*What is expected*
For the copy, please give all of the data again exactly and leave the pictures out.

[Data entries]

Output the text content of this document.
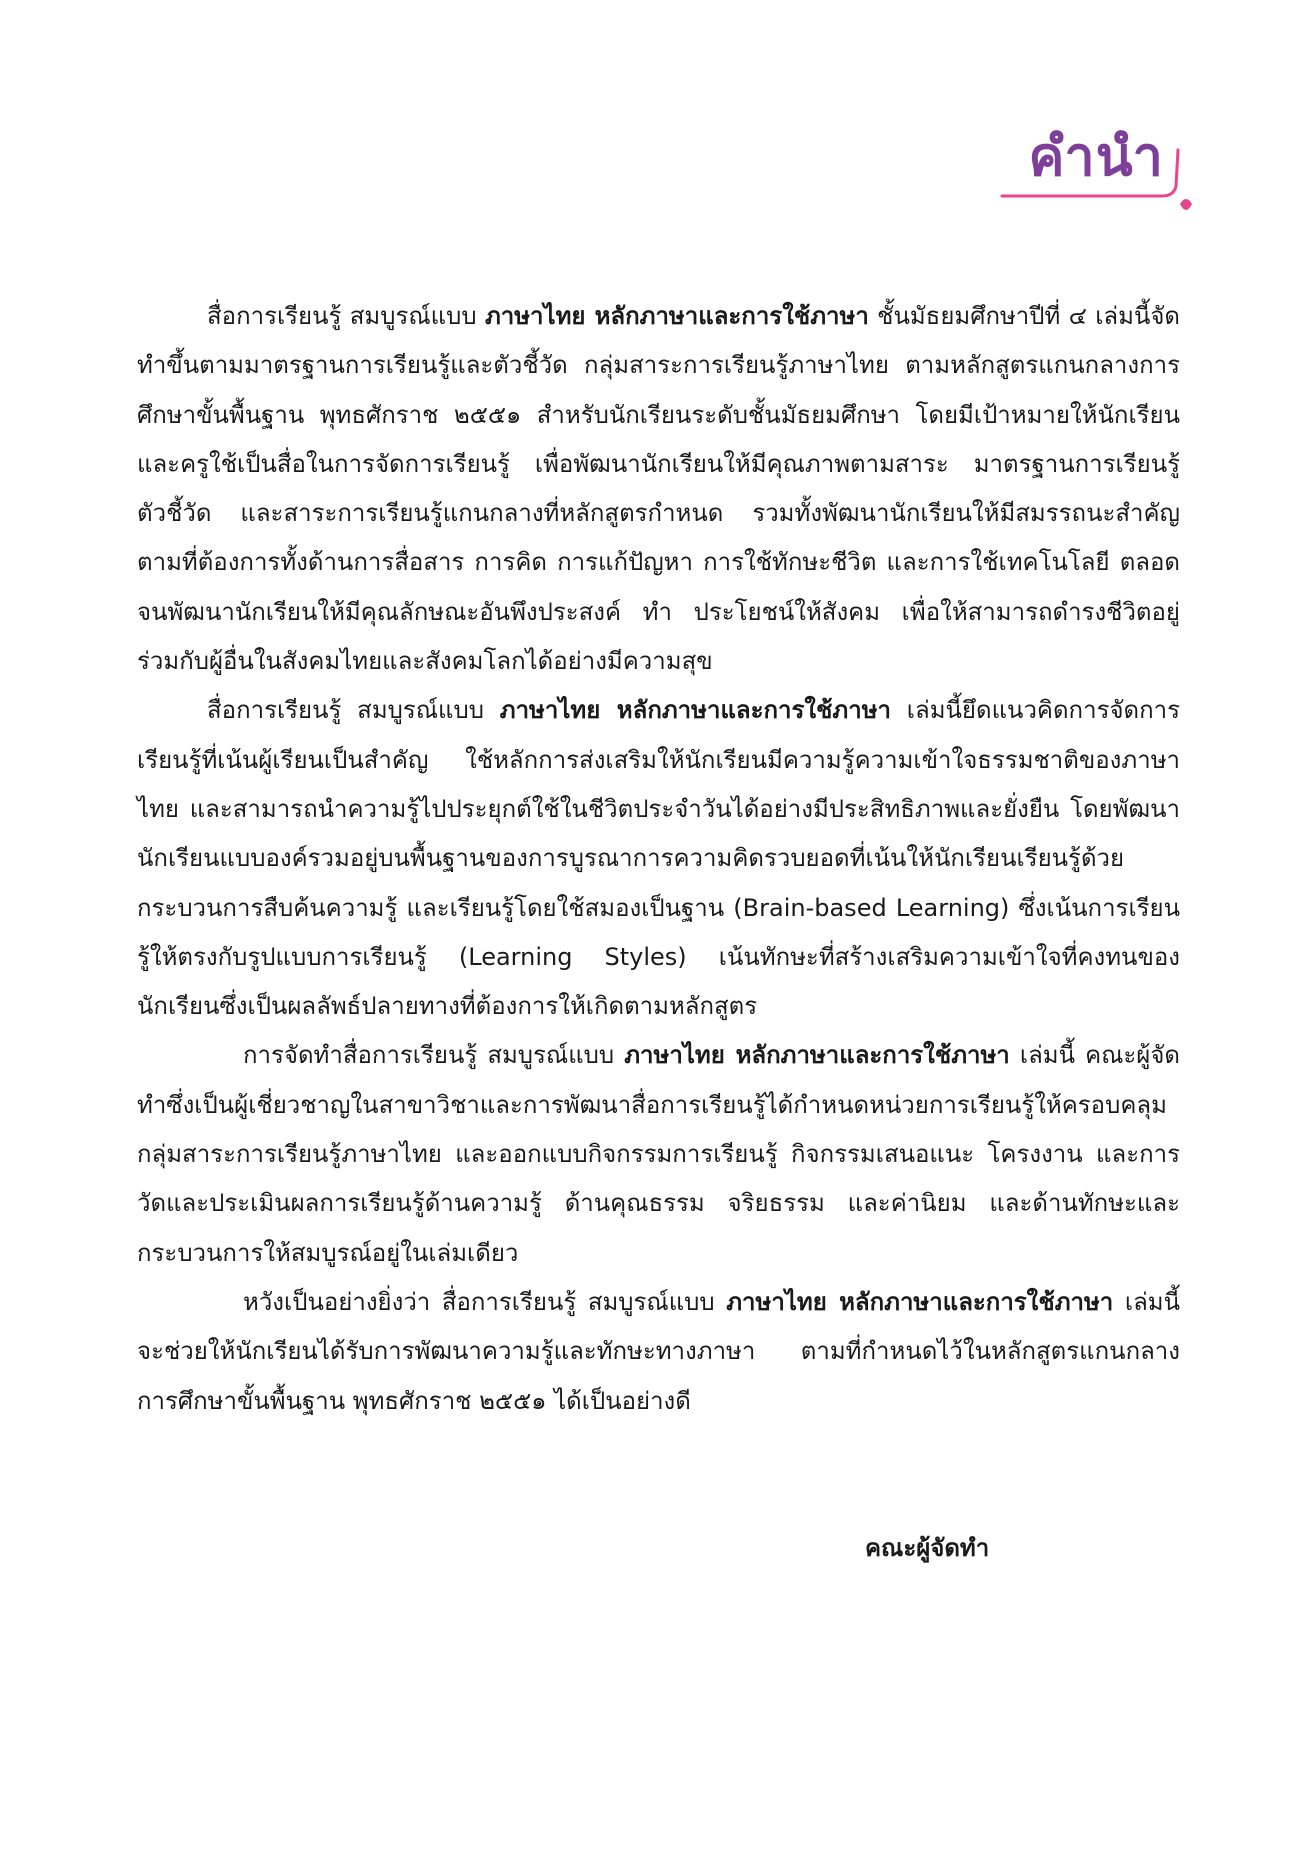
คำนำ

สื่อการเรียนรู้ สมบูรณ์แบบ ภาษาไทย หลักภาษาและการใช้ภาษา ชั้นมัธยมศึกษาปีที่ ๔ เล่มนี้จัดทำขึ้นตามมาตรฐานการเรียนรู้และตัวชี้วัด กลุ่มสาระการเรียนรู้ภาษาไทย ตามหลักสูตรแกนกลางการศึกษาขั้นพื้นฐาน พุทธศักราช ๒๕๕๑ สำหรับนักเรียนระดับชั้นมัธยมศึกษา โดยมีเป้าหมายให้นักเรียนและครูใช้เป็นสื่อในการจัดการเรียนรู้ เพื่อพัฒนานักเรียนให้มีคุณภาพตามสาระ มาตรฐานการเรียนรู้ ตัวชี้วัด และสาระการเรียนรู้แกนกลางที่หลักสูตรกำหนด รวมทั้งพัฒนานักเรียนให้มีสมรรถนะสำคัญตามที่ต้องการทั้งด้านการสื่อสาร การคิด การแก้ปัญหา การใช้ทักษะชีวิต และการใช้เทคโนโลยี ตลอดจนพัฒนานักเรียนให้มีคุณลักษณะอันพึงประสงค์ ทำ ประโยชน์ให้สังคม เพื่อให้สามารถดำรงชีวิตอยู่ร่วมกับผู้อื่นในสังคมไทยและสังคมโลกได้อย่างมีความสุข

สื่อการเรียนรู้ สมบูรณ์แบบ ภาษาไทย หลักภาษาและการใช้ภาษา เล่มนี้ยึดแนวคิดการจัดการเรียนรู้ที่เน้นผู้เรียนเป็นสำคัญ ใช้หลักการส่งเสริมให้นักเรียนมีความรู้ความเข้าใจธรรมชาติของภาษาไทย และสามารถนำความรู้ไปประยุกต์ใช้ในชีวิตประจำวันได้อย่างมีประสิทธิภาพและยั่งยืน โดยพัฒนานักเรียนแบบองค์รวมอยู่บนพื้นฐานของการบูรณาการความคิดรวบยอดที่เน้นให้นักเรียนเรียนรู้ด้วยกระบวนการสืบค้นความรู้ และเรียนรู้โดยใช้สมองเป็นฐาน (Brain-based Learning) ซึ่งเน้นการเรียนรู้ให้ตรงกับรูปแบบการเรียนรู้ (Learning Styles) เน้นทักษะที่สร้างเสริมความเข้าใจที่คงทนของนักเรียนซึ่งเป็นผลลัพธ์ปลายทางที่ต้องการให้เกิดตามหลักสูตร

การจัดทำสื่อการเรียนรู้ สมบูรณ์แบบ ภาษาไทย หลักภาษาและการใช้ภาษา เล่มนี้ คณะผู้จัดทำซึ่งเป็นผู้เชี่ยวชาญในสาขาวิชาและการพัฒนาสื่อการเรียนรู้ได้กำหนดหน่วยการเรียนรู้ให้ครอบคลุมกลุ่มสาระการเรียนรู้ภาษาไทย และออกแบบกิจกรรมการเรียนรู้ กิจกรรมเสนอแนะ โครงงาน และการวัดและประเมินผลการเรียนรู้ด้านความรู้ ด้านคุณธรรม จริยธรรม และค่านิยม และด้านทักษะและกระบวนการให้สมบูรณ์อยู่ในเล่มเดียว

หวังเป็นอย่างยิ่งว่า สื่อการเรียนรู้ สมบูรณ์แบบ ภาษาไทย หลักภาษาและการใช้ภาษา เล่มนี้จะช่วยให้นักเรียนได้รับการพัฒนาความรู้และทักษะทางภาษา ตามที่กำหนดไว้ในหลักสูตรแกนกลางการศึกษาขั้นพื้นฐาน พุทธศักราช ๒๕๕๑ ได้เป็นอย่างดี

คณะผู้จัดทำ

*Answer below*
Output the text content of this document.
คำนำ

สื่อการเรียนรู้ สมบูรณ์แบบ ภาษาไทย หลักภาษาและการใช้ภาษา ชั้นมัธยมศึกษาปีที่ ๔ เล่มนี้จัดทำขึ้นตามมาตรฐานการเรียนรู้และตัวชี้วัด กลุ่มสาระการเรียนรู้ภาษาไทย ตามหลักสูตรแกนกลางการศึกษาขั้นพื้นฐาน พุทธศักราช ๒๕๕๑ สำหรับนักเรียนระดับชั้นมัธยมศึกษา โดยมีเป้าหมายให้นักเรียนและครูใช้เป็นสื่อในการจัดการเรียนรู้ เพื่อพัฒนานักเรียนให้มีคุณภาพตามสาระ มาตรฐานการเรียนรู้ ตัวชี้วัด และสาระการเรียนรู้แกนกลางที่หลักสูตรกำหนด รวมทั้งพัฒนานักเรียนให้มีสมรรถนะสำคัญตามที่ต้องการทั้งด้านการสื่อสาร การคิด การแก้ปัญหา การใช้ทักษะชีวิต และการใช้เทคโนโลยี ตลอดจนพัฒนานักเรียนให้มีคุณลักษณะอันพึงประสงค์ ทำ ประโยชน์ให้สังคม เพื่อให้สามารถดำรงชีวิตอยู่ร่วมกับผู้อื่นในสังคมไทยและสังคมโลกได้อย่างมีความสุข

สื่อการเรียนรู้ สมบูรณ์แบบ ภาษาไทย หลักภาษาและการใช้ภาษา เล่มนี้ยึดแนวคิดการจัดการเรียนรู้ที่เน้นผู้เรียนเป็นสำคัญ ใช้หลักการส่งเสริมให้นักเรียนมีความรู้ความเข้าใจธรรมชาติของภาษาไทย และสามารถนำความรู้ไปประยุกต์ใช้ในชีวิตประจำวันได้อย่างมีประสิทธิภาพและยั่งยืน โดยพัฒนานักเรียนแบบองค์รวมอยู่บนพื้นฐานของการบูรณาการความคิดรวบยอดที่เน้นให้นักเรียนเรียนรู้ด้วยกระบวนการสืบค้นความรู้ และเรียนรู้โดยใช้สมองเป็นฐาน (Brain-based Learning) ซึ่งเน้นการเรียนรู้ให้ตรงกับรูปแบบการเรียนรู้ (Learning Styles) เน้นทักษะที่สร้างเสริมความเข้าใจที่คงทนของนักเรียนซึ่งเป็นผลลัพธ์ปลายทางที่ต้องการให้เกิดตามหลักสูตร

การจัดทำสื่อการเรียนรู้ สมบูรณ์แบบ ภาษาไทย หลักภาษาและการใช้ภาษา เล่มนี้ คณะผู้จัดทำซึ่งเป็นผู้เชี่ยวชาญในสาขาวิชาและการพัฒนาสื่อการเรียนรู้ได้กำหนดหน่วยการเรียนรู้ให้ครอบคลุมกลุ่มสาระการเรียนรู้ภาษาไทย และออกแบบกิจกรรมการเรียนรู้ กิจกรรมเสนอแนะ โครงงาน และการวัดและประเมินผลการเรียนรู้ด้านความรู้ ด้านคุณธรรม จริยธรรม และค่านิยม และด้านทักษะและกระบวนการให้สมบูรณ์อยู่ในเล่มเดียว

หวังเป็นอย่างยิ่งว่า สื่อการเรียนรู้ สมบูรณ์แบบ ภาษาไทย หลักภาษาและการใช้ภาษา เล่มนี้จะช่วยให้นักเรียนได้รับการพัฒนาความรู้และทักษะทางภาษา ตามที่กำหนดไว้ในหลักสูตรแกนกลางการศึกษาขั้นพื้นฐาน พุทธศักราช ๒๕๕๑ ได้เป็นอย่างดี

คณะผู้จัดทำ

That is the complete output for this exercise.